**ЗАДАНИЯ**
1: Определите, соответствуют ли отрывку о памирском кишлаке утверждения (а), (б) и (в): (а) хозяин дома наливал водку в пиалы для чая; (б) географ выпил предложенную ему водку; (в) в доме, где проходило собрание, было электричество. Для каждого утверждения ответьте «да» или «нет» и приведите точную цитату из отрывка, которая это решает.
2: Ответьте по отрывку о памирском кишлаке: чем освещалось помещение, куда пришли на собрание?
3: Приведите продолжение отрывка о памирском кишлаке, начиная сразу после его последнего предложения.

Географ обещался взяться за ум. Хозяин же дома и магазина, от радости такой встречи, достал бутыль прозрачного напитка и решил угостить им себя, меня и географа.

— Ты будешь панджо?

— А что такое «панджо»? Я знаю, здесь «панджо» — означает «пятьдесят»…

— Да-да, пятьдесят, — отвечал радостный хозяин, наполняя пиалы для чая водкой (вот что было в бутылке). — Пятьдесят грамм.

— Не пейте, от пьянства всё зло! Бросайте пьянство!

— Да, он прав, по такому случаю я не буду пить, — воскликнул географ, засовывая в карман книги по автостопу и отодвигая пиалу с водкой. — Ага-хан правильно учит нас: памирцы, бросайте пить!

— А меня и вовсе уже отлучили от общины, — грустно заметил хозяин дома, в одиночку потребляя пиалу с водкой. — Всё никак не могу бросить. А вы, если хотите, можете сходить на собрание.

У исмаилитов в кишлаках, как уже отмечалось, молитвы, проповеди и собрания проходят в домах у разных граждан по очереди. Особенно в четверг, с наступлением ночи, проходит важное мероприятие. Вот и пошли в гости к одному из сельчан, у кого уже набился полный дом народу. Молитву мы, как я понял, прохлопали, но люди ещё остались, человек тридцать, и планировали совместное вкушение пищи. Это был простой (не буржуйский) памирский дом с дыркой-оконцем в крыше, а электричества не было, хотя и стоял на полке запылённый телевизор. Помещение освещалось одной керосинкой, и поэтому сперва наше появление не было замечено. Если я без рюкзака и молча, то меня легко принять за афганца или памирца (ночью, при свете далеко стоящей керосиновой лампы). Потом пошли разговоры, и люди стали ко мне приглядываться, поднесли поближе ко мне лампу, чай и лепёшки, стали расспрашивать. Многие понимали русский язык. Я этим и воспользовался.

**МАТЕРИАЛ**
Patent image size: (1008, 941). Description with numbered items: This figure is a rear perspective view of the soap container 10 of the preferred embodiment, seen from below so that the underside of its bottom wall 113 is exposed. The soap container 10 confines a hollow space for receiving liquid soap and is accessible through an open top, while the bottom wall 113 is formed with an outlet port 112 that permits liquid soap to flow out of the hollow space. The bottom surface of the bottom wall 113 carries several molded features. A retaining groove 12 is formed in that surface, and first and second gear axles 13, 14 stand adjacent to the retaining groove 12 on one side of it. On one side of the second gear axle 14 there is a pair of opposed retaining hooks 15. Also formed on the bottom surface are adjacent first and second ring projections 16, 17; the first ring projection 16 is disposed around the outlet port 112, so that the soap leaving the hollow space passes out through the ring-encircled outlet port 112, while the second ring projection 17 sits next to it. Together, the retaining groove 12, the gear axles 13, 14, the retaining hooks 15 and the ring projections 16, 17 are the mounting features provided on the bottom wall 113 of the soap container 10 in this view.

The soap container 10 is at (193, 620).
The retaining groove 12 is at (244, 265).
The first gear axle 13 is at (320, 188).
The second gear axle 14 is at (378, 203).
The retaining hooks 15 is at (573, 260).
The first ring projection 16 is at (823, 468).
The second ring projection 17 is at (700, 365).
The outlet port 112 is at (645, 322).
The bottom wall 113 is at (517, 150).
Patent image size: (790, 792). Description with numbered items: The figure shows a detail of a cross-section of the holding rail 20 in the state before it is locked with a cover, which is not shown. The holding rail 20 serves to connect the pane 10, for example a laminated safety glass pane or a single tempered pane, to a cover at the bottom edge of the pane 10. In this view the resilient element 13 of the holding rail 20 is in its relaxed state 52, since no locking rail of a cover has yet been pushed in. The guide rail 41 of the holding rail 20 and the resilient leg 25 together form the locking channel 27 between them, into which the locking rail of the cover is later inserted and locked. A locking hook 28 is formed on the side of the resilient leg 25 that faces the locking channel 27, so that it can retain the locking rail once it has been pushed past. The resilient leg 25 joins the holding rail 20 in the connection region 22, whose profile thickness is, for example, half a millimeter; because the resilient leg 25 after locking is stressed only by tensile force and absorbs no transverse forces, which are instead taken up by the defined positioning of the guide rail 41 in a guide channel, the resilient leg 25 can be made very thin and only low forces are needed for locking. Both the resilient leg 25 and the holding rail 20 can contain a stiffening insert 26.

**ОТВЕТЫ К ЗАДАНИЯМ**
1:
(а) Да: «наполняя пиалы для чая водкой».
(б) Нет: «я не буду пить, — воскликнул географ, засовывая в карман книги по автостопу и отодвигая пиалу с водкой».
(в) Нет: «а электричества не было».

2: Одной керосинкой.

3:
— Интересно вот что: иду я по вашей прекрасной долине, и почти все люди мне жалуются и завидуют советским временам. Вспоминаете, что вот было хорошо, были деньги, было электричество, и этот телевизор у вас работал и показывал картинки. А ведь есть у вас богатство, которого вы не замечаете. У вас есть и горы, и реки, и горячие источники, и солнце, и яблоки, и пшеница, о чём мечтают люди выше в горах. Но и более ценное у вас есть — доброта и дружба между собою, то, что вы так собираетесь в домах, общаетесь, питаетесь вместе, и любовь не только к своим, но и к путникам — ведь, поистине, ни одного кишлака сегодня я не смог пройти без того, чтобы один-два раза меня зазвали на чай и пообедать. Да, через этот пыльный ящик вы можете увидеть картинки далёких и богатых стран, но это не объединяет, а разъединяет людей. Хуже бедности — только зависть, когда человек начинает думать, сколько зарабатывает сосед, и запирает входную дверь ключом. Слава Богу, что у вас пока не нашли нефти, что не проложили железную дорогу, что вы не спускаете деньги в игровых автоматах, на концертах и в казино. Жаль только, что среди памирцев имеются пьяницы — скорее бросайте это вредное занятие, оно даёт лишь иллюзию счастья, ваши яблоки или памирский шир-чай куда лучше водки, а заодно и дешевле.

Памирцы удивлённо глазели на меня, а некоторые шёпотом объясняли другим, тем, кто не владел русским языком. После различных разговоров меня сманил обратно учитель географии, желающий поподробнее узнать, как попасть в Кербелу и другие святые местности. Он был весьма удивлён моей речью на собрании и обещал мне больше не пить. Будем надеяться, что он сдержит своё слово, и что книги по автостопу помогут ему выбраться из родного кишлака и посмотреть мир, о котором он знал пока лишь теоретически.

Легли спать очень поздно. Ночью в моём желудке возникли неблагоприятные реакции — наверное, тоже последствия пития (минеральной воды из бани и всех попутных источников). К счастью, расположение туалета я заранее установил.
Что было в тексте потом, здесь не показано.